[Rows from a dataset]
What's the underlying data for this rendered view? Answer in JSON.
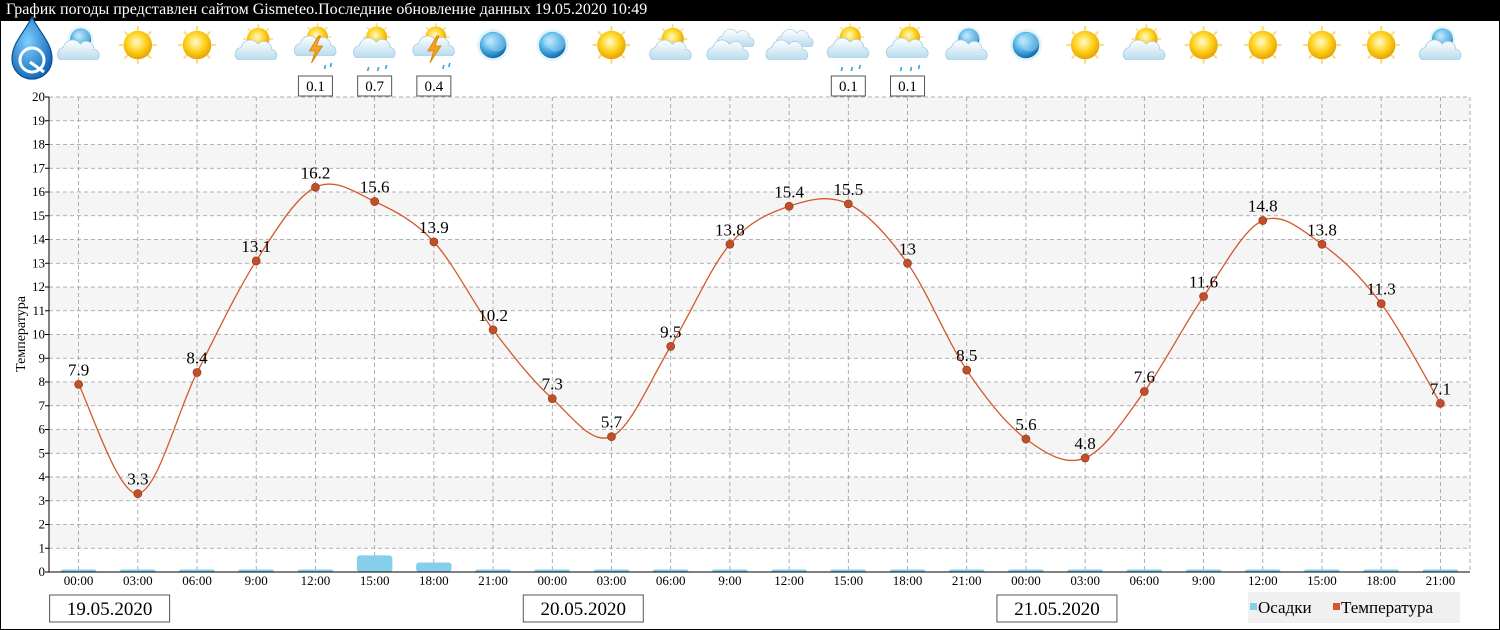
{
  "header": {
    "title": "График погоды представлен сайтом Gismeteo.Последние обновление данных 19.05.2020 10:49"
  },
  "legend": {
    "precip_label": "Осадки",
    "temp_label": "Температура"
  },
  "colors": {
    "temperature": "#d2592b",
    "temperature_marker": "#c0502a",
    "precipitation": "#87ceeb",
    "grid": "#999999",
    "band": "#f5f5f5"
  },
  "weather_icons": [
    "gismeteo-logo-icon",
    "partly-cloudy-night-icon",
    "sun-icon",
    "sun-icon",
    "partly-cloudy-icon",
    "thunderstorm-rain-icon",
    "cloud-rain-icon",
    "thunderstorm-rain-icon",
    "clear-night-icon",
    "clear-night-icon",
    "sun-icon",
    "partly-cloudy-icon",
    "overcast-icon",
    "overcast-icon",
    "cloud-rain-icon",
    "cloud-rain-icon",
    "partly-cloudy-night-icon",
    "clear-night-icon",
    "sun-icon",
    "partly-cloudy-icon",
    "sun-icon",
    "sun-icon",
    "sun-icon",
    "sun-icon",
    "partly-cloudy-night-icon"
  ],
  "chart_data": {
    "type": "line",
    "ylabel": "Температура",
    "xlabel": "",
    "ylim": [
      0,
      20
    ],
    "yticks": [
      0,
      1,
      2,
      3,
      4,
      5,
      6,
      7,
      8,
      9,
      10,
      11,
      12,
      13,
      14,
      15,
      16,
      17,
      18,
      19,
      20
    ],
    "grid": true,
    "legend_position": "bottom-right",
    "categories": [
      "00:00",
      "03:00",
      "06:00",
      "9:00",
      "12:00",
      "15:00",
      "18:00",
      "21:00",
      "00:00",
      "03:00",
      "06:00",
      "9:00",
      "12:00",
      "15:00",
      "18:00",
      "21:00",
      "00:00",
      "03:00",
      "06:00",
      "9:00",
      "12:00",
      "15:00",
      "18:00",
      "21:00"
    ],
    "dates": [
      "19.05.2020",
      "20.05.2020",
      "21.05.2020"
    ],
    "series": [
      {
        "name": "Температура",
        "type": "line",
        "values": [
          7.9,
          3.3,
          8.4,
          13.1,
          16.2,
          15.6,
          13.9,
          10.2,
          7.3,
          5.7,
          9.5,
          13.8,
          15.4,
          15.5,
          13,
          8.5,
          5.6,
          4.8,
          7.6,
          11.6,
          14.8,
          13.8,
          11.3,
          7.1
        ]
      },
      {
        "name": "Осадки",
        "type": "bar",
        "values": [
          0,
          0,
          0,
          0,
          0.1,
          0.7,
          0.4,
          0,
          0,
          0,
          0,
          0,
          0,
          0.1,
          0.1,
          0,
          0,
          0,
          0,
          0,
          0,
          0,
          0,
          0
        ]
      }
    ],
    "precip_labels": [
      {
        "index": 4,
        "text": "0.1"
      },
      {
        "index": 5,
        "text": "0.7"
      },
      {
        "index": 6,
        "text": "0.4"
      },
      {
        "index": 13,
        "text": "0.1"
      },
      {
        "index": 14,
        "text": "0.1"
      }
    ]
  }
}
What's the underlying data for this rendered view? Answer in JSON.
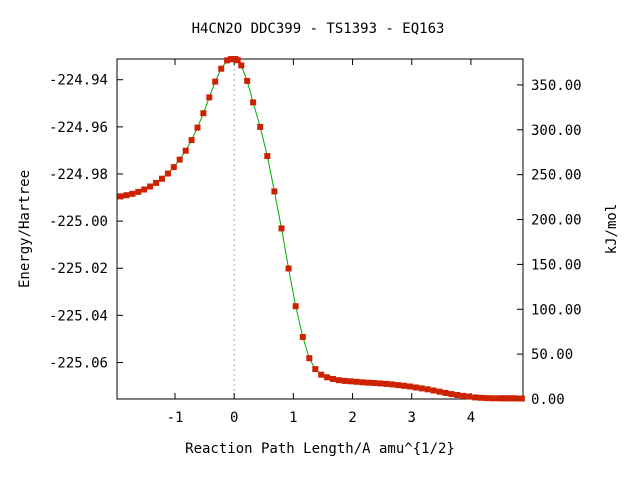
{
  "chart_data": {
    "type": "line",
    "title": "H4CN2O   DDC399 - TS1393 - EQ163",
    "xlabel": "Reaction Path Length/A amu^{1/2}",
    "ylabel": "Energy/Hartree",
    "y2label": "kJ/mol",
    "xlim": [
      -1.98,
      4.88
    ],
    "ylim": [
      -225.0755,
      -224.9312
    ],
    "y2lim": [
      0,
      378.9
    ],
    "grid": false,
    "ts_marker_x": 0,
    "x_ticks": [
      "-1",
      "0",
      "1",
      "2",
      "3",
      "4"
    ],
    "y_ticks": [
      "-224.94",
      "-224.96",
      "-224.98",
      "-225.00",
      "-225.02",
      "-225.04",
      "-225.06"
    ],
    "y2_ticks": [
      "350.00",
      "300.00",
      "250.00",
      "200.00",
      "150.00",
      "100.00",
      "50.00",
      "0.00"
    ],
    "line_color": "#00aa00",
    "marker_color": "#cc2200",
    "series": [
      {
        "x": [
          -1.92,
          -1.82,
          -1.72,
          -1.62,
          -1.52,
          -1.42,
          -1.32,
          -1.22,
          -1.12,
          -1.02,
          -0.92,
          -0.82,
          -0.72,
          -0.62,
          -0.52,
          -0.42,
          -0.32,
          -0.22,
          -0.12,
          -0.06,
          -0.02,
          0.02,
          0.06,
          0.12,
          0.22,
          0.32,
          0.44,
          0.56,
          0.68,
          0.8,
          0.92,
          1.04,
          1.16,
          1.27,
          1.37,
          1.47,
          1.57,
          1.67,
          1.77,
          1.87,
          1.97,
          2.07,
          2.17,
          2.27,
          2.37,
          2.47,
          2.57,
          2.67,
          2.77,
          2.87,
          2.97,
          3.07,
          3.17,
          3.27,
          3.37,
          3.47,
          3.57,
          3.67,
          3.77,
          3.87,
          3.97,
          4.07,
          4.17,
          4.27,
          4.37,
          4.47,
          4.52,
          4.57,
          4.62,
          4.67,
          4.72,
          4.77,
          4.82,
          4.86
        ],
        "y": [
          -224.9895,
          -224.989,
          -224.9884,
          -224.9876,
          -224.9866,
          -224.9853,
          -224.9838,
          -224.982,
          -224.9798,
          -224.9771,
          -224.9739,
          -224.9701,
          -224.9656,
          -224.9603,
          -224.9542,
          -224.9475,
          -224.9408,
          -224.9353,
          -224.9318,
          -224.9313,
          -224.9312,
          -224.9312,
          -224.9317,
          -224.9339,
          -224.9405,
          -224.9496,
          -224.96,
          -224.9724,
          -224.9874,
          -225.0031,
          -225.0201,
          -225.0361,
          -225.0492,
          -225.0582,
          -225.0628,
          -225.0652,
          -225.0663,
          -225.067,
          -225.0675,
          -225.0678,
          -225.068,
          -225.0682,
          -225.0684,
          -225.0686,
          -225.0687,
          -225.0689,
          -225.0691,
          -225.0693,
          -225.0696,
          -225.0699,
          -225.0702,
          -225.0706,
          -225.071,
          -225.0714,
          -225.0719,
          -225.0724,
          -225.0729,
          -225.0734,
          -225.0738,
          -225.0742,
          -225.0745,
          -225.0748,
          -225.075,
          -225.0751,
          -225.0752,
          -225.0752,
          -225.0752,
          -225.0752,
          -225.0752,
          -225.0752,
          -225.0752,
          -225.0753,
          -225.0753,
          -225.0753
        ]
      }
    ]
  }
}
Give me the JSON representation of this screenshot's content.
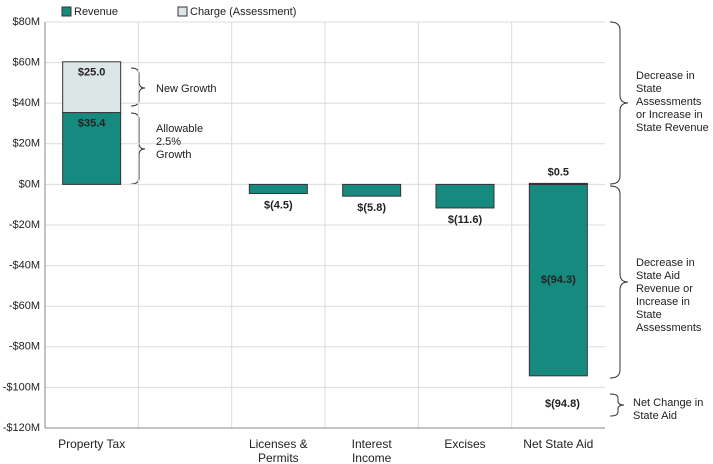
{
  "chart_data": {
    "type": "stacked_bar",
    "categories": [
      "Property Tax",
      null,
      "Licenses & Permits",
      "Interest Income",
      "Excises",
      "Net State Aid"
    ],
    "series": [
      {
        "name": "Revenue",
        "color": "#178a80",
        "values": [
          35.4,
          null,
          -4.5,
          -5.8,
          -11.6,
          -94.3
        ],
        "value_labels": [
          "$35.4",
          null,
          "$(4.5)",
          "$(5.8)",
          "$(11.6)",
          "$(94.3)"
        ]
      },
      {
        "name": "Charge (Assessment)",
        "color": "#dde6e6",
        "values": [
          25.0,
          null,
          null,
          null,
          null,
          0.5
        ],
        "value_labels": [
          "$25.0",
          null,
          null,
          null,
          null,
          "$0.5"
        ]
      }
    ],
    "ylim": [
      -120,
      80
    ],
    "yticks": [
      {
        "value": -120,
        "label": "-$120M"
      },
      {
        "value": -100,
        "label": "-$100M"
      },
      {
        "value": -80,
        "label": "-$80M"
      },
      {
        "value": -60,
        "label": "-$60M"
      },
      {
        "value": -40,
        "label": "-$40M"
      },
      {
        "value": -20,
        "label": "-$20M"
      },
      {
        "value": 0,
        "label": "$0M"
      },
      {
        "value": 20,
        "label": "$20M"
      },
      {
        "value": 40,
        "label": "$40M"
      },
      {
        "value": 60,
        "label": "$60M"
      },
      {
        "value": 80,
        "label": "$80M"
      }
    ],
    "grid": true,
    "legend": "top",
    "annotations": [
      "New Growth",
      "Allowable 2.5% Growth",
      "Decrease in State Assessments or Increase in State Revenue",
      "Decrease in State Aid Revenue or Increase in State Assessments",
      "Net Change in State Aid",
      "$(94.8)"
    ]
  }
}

Instruction: Copy each line of the records above that carries the word "State".

Exercise result:
      "Net State Aid"
      "Decrease in State Assessments or Increase in State Revenue",
      "Decrease in State Aid Revenue or Increase in State Assessments",
      "Net Change in State Aid",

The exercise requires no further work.